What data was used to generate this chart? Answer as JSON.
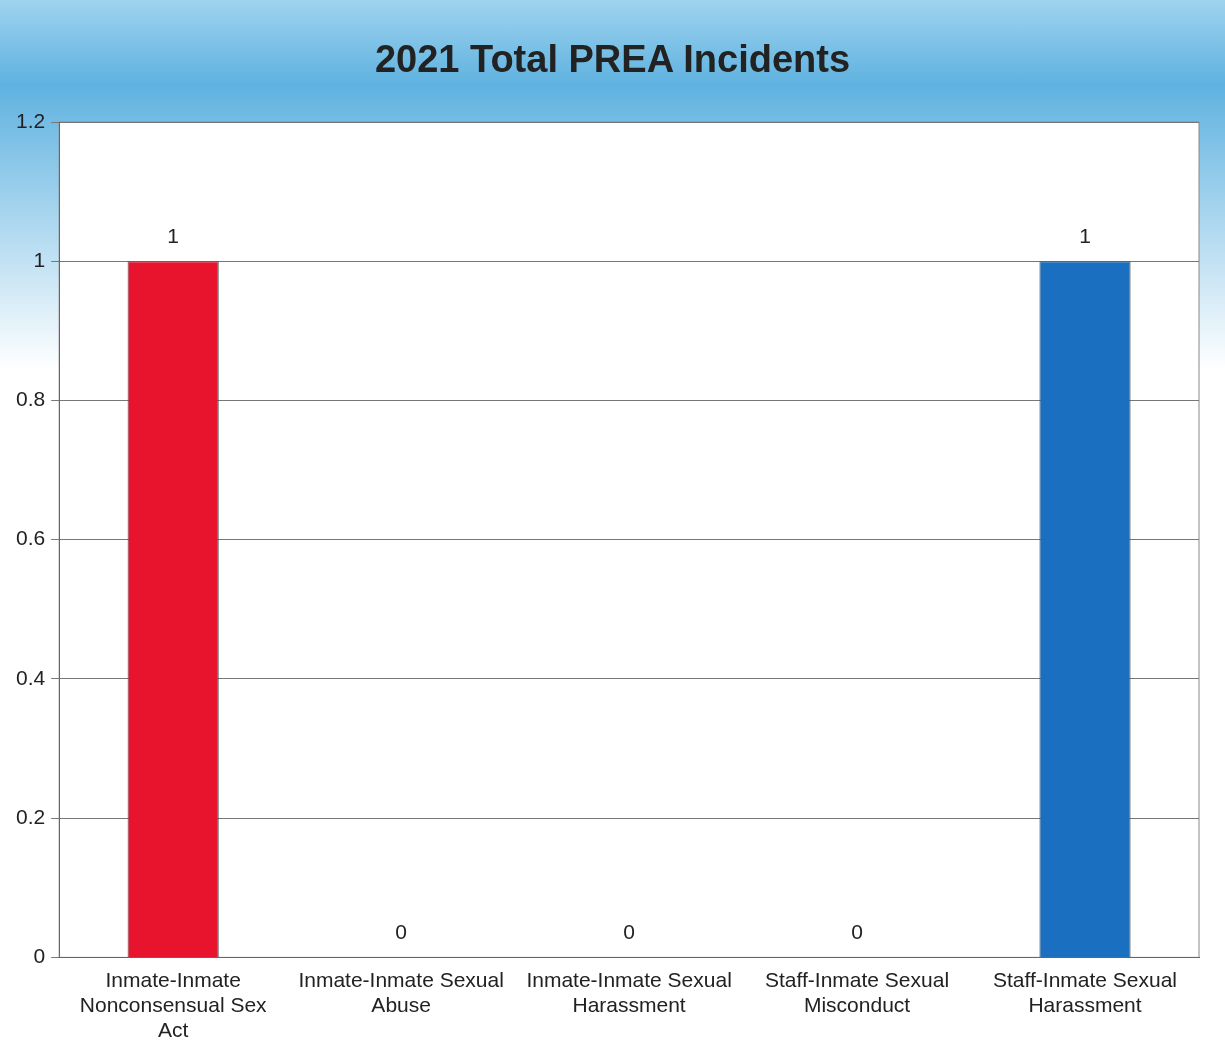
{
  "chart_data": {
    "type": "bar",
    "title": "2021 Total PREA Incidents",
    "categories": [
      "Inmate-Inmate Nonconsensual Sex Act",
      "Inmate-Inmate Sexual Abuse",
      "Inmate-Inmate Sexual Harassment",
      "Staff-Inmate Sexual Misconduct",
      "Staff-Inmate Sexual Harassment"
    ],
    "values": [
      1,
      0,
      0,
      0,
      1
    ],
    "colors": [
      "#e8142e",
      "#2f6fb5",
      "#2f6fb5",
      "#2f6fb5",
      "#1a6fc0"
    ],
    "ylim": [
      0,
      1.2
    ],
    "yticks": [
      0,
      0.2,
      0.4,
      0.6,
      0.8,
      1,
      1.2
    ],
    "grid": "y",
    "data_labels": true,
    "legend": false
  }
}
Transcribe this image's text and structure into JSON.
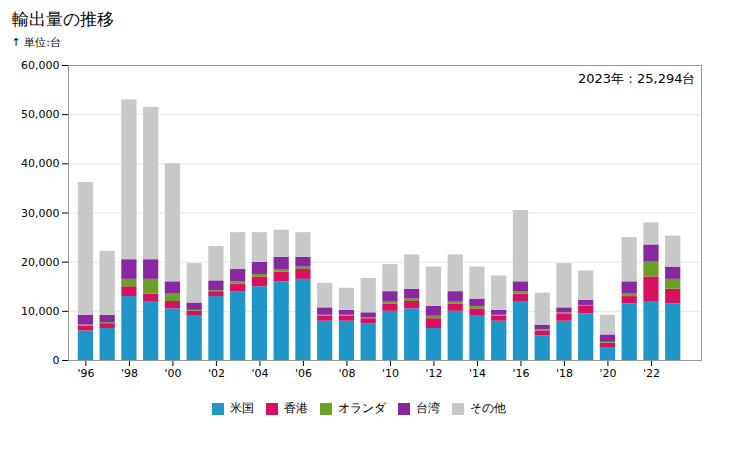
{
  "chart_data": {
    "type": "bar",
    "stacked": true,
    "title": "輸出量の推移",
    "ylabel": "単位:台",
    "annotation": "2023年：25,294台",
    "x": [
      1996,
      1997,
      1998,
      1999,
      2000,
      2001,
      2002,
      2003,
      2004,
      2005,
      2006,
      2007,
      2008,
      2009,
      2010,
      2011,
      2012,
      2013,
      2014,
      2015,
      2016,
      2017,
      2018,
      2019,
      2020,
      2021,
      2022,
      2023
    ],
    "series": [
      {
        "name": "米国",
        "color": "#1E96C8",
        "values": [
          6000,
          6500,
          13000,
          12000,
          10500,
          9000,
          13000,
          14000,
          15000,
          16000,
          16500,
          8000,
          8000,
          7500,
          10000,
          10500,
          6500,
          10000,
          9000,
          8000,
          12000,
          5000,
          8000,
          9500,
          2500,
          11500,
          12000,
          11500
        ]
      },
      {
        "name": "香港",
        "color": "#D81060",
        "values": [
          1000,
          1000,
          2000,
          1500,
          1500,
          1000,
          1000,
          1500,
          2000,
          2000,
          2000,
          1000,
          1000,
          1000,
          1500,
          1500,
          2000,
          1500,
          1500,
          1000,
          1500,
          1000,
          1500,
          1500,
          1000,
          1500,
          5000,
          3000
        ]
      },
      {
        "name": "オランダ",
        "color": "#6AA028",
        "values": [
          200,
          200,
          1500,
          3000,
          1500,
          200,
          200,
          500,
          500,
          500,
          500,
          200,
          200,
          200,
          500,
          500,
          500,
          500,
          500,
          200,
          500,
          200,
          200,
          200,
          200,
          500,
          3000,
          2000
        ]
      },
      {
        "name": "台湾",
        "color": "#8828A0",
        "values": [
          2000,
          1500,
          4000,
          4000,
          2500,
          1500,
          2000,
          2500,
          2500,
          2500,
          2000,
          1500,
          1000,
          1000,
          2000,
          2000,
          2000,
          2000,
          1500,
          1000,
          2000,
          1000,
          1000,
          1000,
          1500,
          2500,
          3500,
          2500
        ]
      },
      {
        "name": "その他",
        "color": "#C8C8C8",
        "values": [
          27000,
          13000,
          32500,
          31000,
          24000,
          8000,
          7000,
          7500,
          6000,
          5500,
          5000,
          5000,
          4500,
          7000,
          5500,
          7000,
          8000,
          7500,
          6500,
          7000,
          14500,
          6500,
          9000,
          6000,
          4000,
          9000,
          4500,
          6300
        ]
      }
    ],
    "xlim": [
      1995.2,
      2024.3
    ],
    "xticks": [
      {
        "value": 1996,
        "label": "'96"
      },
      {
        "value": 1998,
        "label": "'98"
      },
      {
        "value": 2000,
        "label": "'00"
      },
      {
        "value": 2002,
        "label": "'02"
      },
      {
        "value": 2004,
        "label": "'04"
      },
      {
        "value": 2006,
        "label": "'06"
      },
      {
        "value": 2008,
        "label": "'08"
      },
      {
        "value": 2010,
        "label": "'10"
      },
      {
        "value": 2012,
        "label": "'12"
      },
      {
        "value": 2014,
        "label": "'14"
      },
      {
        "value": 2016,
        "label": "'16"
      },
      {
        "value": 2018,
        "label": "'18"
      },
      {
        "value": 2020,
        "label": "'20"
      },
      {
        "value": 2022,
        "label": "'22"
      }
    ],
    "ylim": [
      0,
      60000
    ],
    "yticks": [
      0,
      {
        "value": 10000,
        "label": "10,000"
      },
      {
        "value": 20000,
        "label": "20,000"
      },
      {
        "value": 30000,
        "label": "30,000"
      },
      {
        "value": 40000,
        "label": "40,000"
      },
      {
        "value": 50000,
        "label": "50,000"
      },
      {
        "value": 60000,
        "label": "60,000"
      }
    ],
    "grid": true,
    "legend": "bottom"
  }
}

#### WORK INSTRUCTIONS
Select the lines from the entries that include the word "Harassment".

#### RESULT
      "Inmate-Inmate Sexual Harassment",
      "Staff-Inmate Sexual Harassment"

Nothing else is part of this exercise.